Dataset excerpts
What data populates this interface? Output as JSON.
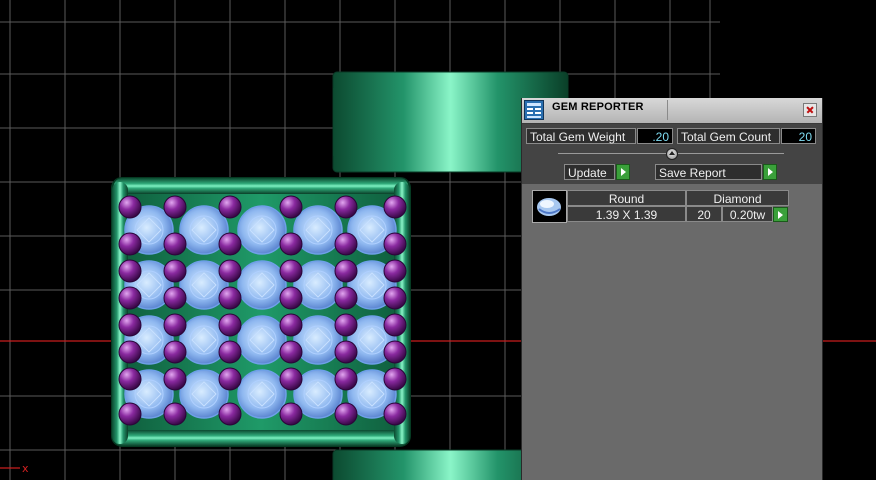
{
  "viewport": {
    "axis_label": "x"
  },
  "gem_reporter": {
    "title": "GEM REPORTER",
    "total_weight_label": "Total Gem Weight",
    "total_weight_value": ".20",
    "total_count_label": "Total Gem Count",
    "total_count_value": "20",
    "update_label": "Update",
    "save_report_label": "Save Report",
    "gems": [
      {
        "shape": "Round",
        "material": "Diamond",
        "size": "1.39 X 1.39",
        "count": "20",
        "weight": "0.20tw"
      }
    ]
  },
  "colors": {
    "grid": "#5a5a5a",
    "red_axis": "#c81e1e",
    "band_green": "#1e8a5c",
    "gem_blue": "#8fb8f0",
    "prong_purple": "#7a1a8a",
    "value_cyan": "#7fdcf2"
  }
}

...

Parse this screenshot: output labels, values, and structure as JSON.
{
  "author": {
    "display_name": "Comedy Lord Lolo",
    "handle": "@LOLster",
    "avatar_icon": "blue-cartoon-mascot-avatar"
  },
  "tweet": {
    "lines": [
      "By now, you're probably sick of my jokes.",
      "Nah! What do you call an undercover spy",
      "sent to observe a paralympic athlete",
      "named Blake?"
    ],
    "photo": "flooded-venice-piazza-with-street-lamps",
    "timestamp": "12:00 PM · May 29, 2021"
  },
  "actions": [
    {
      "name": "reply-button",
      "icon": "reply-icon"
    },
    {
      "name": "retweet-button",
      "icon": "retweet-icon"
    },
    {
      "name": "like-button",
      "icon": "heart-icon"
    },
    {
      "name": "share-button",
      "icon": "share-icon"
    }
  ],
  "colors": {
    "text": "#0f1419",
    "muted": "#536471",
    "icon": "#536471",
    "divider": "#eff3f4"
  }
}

--

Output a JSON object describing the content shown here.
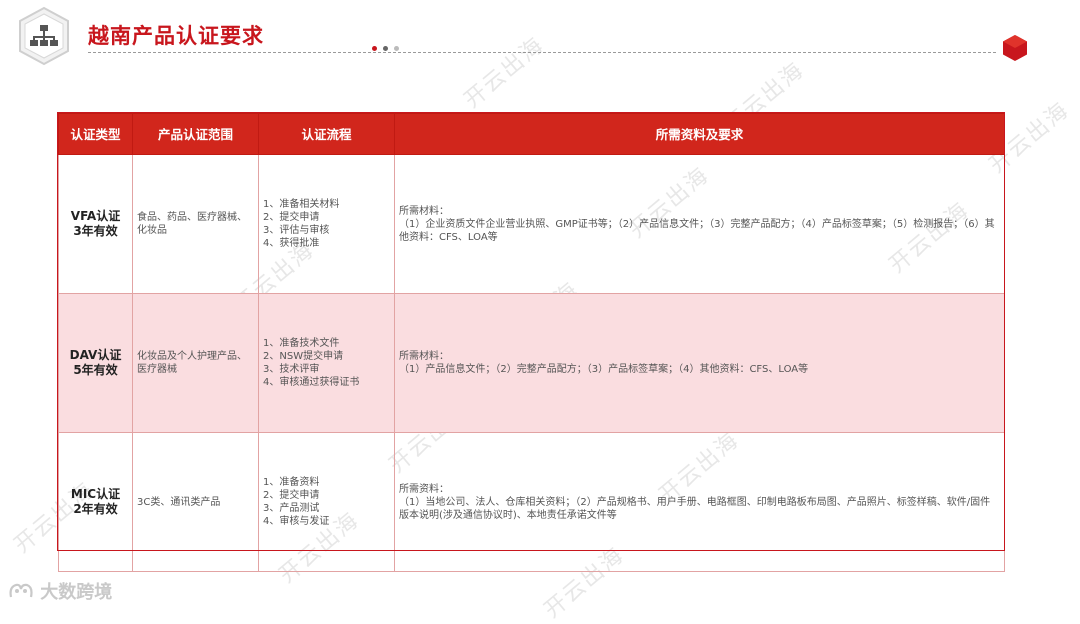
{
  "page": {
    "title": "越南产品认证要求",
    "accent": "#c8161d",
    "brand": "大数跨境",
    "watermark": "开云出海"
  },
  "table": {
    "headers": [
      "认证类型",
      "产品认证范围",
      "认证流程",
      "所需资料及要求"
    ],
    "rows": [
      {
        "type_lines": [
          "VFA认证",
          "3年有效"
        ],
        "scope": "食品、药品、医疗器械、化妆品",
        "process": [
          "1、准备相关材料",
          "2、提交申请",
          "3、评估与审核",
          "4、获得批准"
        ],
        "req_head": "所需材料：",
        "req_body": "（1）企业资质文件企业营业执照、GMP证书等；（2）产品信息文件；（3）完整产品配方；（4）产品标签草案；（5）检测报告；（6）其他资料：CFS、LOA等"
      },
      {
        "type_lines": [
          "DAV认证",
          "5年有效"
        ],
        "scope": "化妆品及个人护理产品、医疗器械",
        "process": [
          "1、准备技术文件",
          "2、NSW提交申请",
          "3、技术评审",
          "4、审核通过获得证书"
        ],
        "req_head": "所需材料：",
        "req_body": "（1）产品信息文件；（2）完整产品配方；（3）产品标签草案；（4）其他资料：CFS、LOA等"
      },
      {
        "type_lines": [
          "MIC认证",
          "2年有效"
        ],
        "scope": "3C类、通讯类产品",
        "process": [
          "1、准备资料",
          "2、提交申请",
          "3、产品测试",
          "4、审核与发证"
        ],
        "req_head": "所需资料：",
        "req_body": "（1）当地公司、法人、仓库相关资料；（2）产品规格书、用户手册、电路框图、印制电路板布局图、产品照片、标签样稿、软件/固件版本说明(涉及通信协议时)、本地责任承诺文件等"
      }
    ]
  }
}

*Instructions to follow*
Show, from the material above, each line that includes the string "产品标签草案".

*Result of this task*
        "req_body": "（1）企业资质文件企业营业执照、GMP证书等；（2）产品信息文件；（3）完整产品配方；（4）产品标签草案；（5）检测报告；（6）其他资料：CFS、LOA等"
        "req_body": "（1）产品信息文件；（2）完整产品配方；（3）产品标签草案；（4）其他资料：CFS、LOA等"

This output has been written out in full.